Aim:
Copy every record below exactly.

╭─ Exercise materials

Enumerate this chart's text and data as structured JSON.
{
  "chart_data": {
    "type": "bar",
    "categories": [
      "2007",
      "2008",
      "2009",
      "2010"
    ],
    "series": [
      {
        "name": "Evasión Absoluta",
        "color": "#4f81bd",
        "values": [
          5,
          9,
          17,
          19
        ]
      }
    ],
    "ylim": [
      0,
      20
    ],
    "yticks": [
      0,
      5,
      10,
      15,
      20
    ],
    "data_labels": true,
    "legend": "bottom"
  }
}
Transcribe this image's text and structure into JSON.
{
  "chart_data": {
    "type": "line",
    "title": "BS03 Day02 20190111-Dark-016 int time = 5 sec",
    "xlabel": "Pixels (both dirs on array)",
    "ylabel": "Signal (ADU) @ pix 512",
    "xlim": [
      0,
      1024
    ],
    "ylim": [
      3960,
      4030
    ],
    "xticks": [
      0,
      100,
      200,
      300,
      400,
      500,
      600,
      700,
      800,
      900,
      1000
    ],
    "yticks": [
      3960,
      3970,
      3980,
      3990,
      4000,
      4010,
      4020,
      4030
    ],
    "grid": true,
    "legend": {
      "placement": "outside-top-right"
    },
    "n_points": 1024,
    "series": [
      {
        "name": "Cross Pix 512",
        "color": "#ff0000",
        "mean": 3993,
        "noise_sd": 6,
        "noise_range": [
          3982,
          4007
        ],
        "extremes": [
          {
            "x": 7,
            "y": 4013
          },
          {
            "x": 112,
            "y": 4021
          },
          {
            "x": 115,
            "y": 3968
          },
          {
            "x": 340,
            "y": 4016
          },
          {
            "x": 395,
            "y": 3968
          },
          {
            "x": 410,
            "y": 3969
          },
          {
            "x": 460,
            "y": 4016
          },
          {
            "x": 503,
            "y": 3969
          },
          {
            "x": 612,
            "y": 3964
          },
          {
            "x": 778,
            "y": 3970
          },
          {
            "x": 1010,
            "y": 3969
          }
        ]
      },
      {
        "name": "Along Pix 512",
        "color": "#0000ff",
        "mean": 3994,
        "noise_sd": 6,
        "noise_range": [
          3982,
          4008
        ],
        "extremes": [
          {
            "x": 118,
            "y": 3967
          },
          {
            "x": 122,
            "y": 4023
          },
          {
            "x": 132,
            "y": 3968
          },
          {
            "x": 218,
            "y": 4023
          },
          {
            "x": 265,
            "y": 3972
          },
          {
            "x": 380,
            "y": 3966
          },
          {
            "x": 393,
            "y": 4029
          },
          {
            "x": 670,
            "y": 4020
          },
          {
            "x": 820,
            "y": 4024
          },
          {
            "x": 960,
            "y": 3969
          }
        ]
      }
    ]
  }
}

╰─

Result of the task:
Enumerate this chart's text and data as structured JSON.
{
  "chart_data": {
    "type": "bar",
    "categories": [
      "2007",
      "2008",
      "2009",
      "2010"
    ],
    "series": [
      {
        "name": "Evasión Absoluta",
        "color": "#4f81bd",
        "values": [
          5,
          9,
          17,
          19
        ]
      }
    ],
    "ylim": [
      0,
      20
    ],
    "yticks": [
      0,
      5,
      10,
      15,
      20
    ],
    "data_labels": true,
    "legend": "bottom"
  }
}
Transcribe this image's text and structure into JSON.
{
  "chart_data": {
    "type": "line",
    "title": "BS03 Day02 20190111-Dark-016 int time = 5 sec",
    "xlabel": "Pixels (both dirs on array)",
    "ylabel": "Signal (ADU) @ pix 512",
    "xlim": [
      0,
      1024
    ],
    "ylim": [
      3960,
      4030
    ],
    "xticks": [
      0,
      100,
      200,
      300,
      400,
      500,
      600,
      700,
      800,
      900,
      1000
    ],
    "yticks": [
      3960,
      3970,
      3980,
      3990,
      4000,
      4010,
      4020,
      4030
    ],
    "grid": true,
    "legend": {
      "placement": "outside-top-right"
    },
    "n_points": 1024,
    "series": [
      {
        "name": "Cross Pix 512",
        "color": "#ff0000",
        "mean": 3993,
        "noise_sd": 6,
        "noise_range": [
          3982,
          4007
        ],
        "extremes": [
          {
            "x": 7,
            "y": 4013
          },
          {
            "x": 112,
            "y": 4021
          },
          {
            "x": 115,
            "y": 3968
          },
          {
            "x": 340,
            "y": 4016
          },
          {
            "x": 395,
            "y": 3968
          },
          {
            "x": 410,
            "y": 3969
          },
          {
            "x": 460,
            "y": 4016
          },
          {
            "x": 503,
            "y": 3969
          },
          {
            "x": 612,
            "y": 3964
          },
          {
            "x": 778,
            "y": 3970
          },
          {
            "x": 1010,
            "y": 3969
          }
        ]
      },
      {
        "name": "Along Pix 512",
        "color": "#0000ff",
        "mean": 3994,
        "noise_sd": 6,
        "noise_range": [
          3982,
          4008
        ],
        "extremes": [
          {
            "x": 118,
            "y": 3967
          },
          {
            "x": 122,
            "y": 4023
          },
          {
            "x": 132,
            "y": 3968
          },
          {
            "x": 218,
            "y": 4023
          },
          {
            "x": 265,
            "y": 3972
          },
          {
            "x": 380,
            "y": 3966
          },
          {
            "x": 393,
            "y": 4029
          },
          {
            "x": 670,
            "y": 4020
          },
          {
            "x": 820,
            "y": 4024
          },
          {
            "x": 960,
            "y": 3969
          }
        ]
      }
    ]
  }
}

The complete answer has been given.